__STATED PROBLEM__: Every entry here needs to be repeated exactly.

__TASK DATA__:
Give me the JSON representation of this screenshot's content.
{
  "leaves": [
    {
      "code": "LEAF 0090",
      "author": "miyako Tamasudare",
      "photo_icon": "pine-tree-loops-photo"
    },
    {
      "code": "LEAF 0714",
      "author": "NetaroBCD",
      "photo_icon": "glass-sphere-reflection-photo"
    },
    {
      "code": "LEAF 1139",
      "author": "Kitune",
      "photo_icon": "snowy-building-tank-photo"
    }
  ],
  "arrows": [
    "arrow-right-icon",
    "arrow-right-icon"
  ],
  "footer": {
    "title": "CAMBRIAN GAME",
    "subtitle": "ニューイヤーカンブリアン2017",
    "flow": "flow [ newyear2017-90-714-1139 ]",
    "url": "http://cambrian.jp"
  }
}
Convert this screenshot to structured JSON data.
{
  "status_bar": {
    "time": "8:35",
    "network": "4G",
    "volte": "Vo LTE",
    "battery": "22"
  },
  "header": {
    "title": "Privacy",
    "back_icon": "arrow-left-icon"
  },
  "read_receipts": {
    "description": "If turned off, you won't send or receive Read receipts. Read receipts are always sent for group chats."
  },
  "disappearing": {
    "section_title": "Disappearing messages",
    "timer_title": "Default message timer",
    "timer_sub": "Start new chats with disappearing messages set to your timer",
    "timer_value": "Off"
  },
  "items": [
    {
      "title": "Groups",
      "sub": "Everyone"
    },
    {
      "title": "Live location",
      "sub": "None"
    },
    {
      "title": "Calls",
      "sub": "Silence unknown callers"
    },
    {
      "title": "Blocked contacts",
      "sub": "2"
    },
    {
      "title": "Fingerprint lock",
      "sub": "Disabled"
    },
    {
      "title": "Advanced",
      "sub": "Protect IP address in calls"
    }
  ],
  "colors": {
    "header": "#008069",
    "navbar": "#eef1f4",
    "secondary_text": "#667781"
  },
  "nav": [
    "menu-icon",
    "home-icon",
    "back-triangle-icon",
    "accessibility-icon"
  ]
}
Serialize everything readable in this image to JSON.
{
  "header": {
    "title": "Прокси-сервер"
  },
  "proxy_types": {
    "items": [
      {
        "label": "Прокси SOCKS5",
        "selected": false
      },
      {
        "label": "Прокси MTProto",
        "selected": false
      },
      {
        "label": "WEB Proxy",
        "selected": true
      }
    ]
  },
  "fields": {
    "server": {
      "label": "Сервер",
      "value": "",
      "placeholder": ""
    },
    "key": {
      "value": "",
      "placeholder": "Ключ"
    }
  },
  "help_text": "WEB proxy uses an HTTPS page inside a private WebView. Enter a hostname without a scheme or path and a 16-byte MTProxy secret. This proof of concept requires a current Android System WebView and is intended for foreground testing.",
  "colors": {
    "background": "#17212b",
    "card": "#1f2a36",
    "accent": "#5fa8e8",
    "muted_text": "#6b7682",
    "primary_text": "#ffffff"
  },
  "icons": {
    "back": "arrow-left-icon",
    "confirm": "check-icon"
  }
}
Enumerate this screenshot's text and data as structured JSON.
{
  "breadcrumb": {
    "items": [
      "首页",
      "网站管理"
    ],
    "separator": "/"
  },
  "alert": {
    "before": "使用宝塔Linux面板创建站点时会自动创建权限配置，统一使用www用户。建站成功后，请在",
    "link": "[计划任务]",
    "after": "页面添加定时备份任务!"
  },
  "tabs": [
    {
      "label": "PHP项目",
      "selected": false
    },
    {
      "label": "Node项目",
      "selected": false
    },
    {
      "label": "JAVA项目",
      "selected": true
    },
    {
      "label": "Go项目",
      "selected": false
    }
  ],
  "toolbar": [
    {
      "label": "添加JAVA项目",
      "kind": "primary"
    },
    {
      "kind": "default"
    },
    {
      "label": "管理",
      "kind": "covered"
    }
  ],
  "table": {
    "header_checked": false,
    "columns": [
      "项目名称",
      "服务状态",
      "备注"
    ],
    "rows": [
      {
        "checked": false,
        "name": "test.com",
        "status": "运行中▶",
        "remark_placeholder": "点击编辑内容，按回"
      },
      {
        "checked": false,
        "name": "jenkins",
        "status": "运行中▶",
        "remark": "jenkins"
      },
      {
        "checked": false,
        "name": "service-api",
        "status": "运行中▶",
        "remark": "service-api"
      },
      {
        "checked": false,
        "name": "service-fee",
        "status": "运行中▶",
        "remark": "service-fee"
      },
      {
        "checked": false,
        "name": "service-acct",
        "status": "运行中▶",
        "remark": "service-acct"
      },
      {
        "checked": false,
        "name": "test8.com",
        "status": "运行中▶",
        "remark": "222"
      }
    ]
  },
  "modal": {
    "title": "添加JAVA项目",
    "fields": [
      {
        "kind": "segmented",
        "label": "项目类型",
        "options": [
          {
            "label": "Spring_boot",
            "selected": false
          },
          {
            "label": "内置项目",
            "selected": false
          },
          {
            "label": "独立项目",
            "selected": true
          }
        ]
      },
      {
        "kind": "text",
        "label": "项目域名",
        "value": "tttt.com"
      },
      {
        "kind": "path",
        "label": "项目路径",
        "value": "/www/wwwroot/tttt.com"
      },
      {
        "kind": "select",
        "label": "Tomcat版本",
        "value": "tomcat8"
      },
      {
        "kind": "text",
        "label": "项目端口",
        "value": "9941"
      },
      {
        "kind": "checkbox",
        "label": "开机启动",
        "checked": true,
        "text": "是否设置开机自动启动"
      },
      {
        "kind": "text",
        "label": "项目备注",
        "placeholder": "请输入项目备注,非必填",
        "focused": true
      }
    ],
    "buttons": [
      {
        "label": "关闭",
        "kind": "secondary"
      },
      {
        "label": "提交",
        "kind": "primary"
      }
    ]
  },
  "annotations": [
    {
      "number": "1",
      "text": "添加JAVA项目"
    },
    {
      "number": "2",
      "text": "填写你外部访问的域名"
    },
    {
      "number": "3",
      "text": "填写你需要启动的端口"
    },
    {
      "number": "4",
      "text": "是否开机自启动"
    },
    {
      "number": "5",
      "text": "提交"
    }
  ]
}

__THE RESPONSE__:
Give me the JSON representation of this screenshot's content.
{
  "leaves": [
    {
      "code": "LEAF 0090",
      "author": "miyako Tamasudare",
      "photo_icon": "pine-tree-loops-photo"
    },
    {
      "code": "LEAF 0714",
      "author": "NetaroBCD",
      "photo_icon": "glass-sphere-reflection-photo"
    },
    {
      "code": "LEAF 1139",
      "author": "Kitune",
      "photo_icon": "snowy-building-tank-photo"
    }
  ],
  "arrows": [
    "arrow-right-icon",
    "arrow-right-icon"
  ],
  "footer": {
    "title": "CAMBRIAN GAME",
    "subtitle": "ニューイヤーカンブリアン2017",
    "flow": "flow [ newyear2017-90-714-1139 ]",
    "url": "http://cambrian.jp"
  }
}
Convert this screenshot to structured JSON data.
{
  "status_bar": {
    "time": "8:35",
    "network": "4G",
    "volte": "Vo LTE",
    "battery": "22"
  },
  "header": {
    "title": "Privacy",
    "back_icon": "arrow-left-icon"
  },
  "read_receipts": {
    "description": "If turned off, you won't send or receive Read receipts. Read receipts are always sent for group chats."
  },
  "disappearing": {
    "section_title": "Disappearing messages",
    "timer_title": "Default message timer",
    "timer_sub": "Start new chats with disappearing messages set to your timer",
    "timer_value": "Off"
  },
  "items": [
    {
      "title": "Groups",
      "sub": "Everyone"
    },
    {
      "title": "Live location",
      "sub": "None"
    },
    {
      "title": "Calls",
      "sub": "Silence unknown callers"
    },
    {
      "title": "Blocked contacts",
      "sub": "2"
    },
    {
      "title": "Fingerprint lock",
      "sub": "Disabled"
    },
    {
      "title": "Advanced",
      "sub": "Protect IP address in calls"
    }
  ],
  "colors": {
    "header": "#008069",
    "navbar": "#eef1f4",
    "secondary_text": "#667781"
  },
  "nav": [
    "menu-icon",
    "home-icon",
    "back-triangle-icon",
    "accessibility-icon"
  ]
}
Serialize everything readable in this image to JSON.
{
  "header": {
    "title": "Прокси-сервер"
  },
  "proxy_types": {
    "items": [
      {
        "label": "Прокси SOCKS5",
        "selected": false
      },
      {
        "label": "Прокси MTProto",
        "selected": false
      },
      {
        "label": "WEB Proxy",
        "selected": true
      }
    ]
  },
  "fields": {
    "server": {
      "label": "Сервер",
      "value": "",
      "placeholder": ""
    },
    "key": {
      "value": "",
      "placeholder": "Ключ"
    }
  },
  "help_text": "WEB proxy uses an HTTPS page inside a private WebView. Enter a hostname without a scheme or path and a 16-byte MTProxy secret. This proof of concept requires a current Android System WebView and is intended for foreground testing.",
  "colors": {
    "background": "#17212b",
    "card": "#1f2a36",
    "accent": "#5fa8e8",
    "muted_text": "#6b7682",
    "primary_text": "#ffffff"
  },
  "icons": {
    "back": "arrow-left-icon",
    "confirm": "check-icon"
  }
}
Enumerate this screenshot's text and data as structured JSON.
{
  "breadcrumb": {
    "items": [
      "首页",
      "网站管理"
    ],
    "separator": "/"
  },
  "alert": {
    "before": "使用宝塔Linux面板创建站点时会自动创建权限配置，统一使用www用户。建站成功后，请在",
    "link": "[计划任务]",
    "after": "页面添加定时备份任务!"
  },
  "tabs": [
    {
      "label": "PHP项目",
      "selected": false
    },
    {
      "label": "Node项目",
      "selected": false
    },
    {
      "label": "JAVA项目",
      "selected": true
    },
    {
      "label": "Go项目",
      "selected": false
    }
  ],
  "toolbar": [
    {
      "label": "添加JAVA项目",
      "kind": "primary"
    },
    {
      "kind": "default"
    },
    {
      "label": "管理",
      "kind": "covered"
    }
  ],
  "table": {
    "header_checked": false,
    "columns": [
      "项目名称",
      "服务状态",
      "备注"
    ],
    "rows": [
      {
        "checked": false,
        "name": "test.com",
        "status": "运行中▶",
        "remark_placeholder": "点击编辑内容，按回"
      },
      {
        "checked": false,
        "name": "jenkins",
        "status": "运行中▶",
        "remark": "jenkins"
      },
      {
        "checked": false,
        "name": "service-api",
        "status": "运行中▶",
        "remark": "service-api"
      },
      {
        "checked": false,
        "name": "service-fee",
        "status": "运行中▶",
        "remark": "service-fee"
      },
      {
        "checked": false,
        "name": "service-acct",
        "status": "运行中▶",
        "remark": "service-acct"
      },
      {
        "checked": false,
        "name": "test8.com",
        "status": "运行中▶",
        "remark": "222"
      }
    ]
  },
  "modal": {
    "title": "添加JAVA项目",
    "fields": [
      {
        "kind": "segmented",
        "label": "项目类型",
        "options": [
          {
            "label": "Spring_boot",
            "selected": false
          },
          {
            "label": "内置项目",
            "selected": false
          },
          {
            "label": "独立项目",
            "selected": true
          }
        ]
      },
      {
        "kind": "text",
        "label": "项目域名",
        "value": "tttt.com"
      },
      {
        "kind": "path",
        "label": "项目路径",
        "value": "/www/wwwroot/tttt.com"
      },
      {
        "kind": "select",
        "label": "Tomcat版本",
        "value": "tomcat8"
      },
      {
        "kind": "text",
        "label": "项目端口",
        "value": "9941"
      },
      {
        "kind": "checkbox",
        "label": "开机启动",
        "checked": true,
        "text": "是否设置开机自动启动"
      },
      {
        "kind": "text",
        "label": "项目备注",
        "placeholder": "请输入项目备注,非必填",
        "focused": true
      }
    ],
    "buttons": [
      {
        "label": "关闭",
        "kind": "secondary"
      },
      {
        "label": "提交",
        "kind": "primary"
      }
    ]
  },
  "annotations": [
    {
      "number": "1",
      "text": "添加JAVA项目"
    },
    {
      "number": "2",
      "text": "填写你外部访问的域名"
    },
    {
      "number": "3",
      "text": "填写你需要启动的端口"
    },
    {
      "number": "4",
      "text": "是否开机自启动"
    },
    {
      "number": "5",
      "text": "提交"
    }
  ]
}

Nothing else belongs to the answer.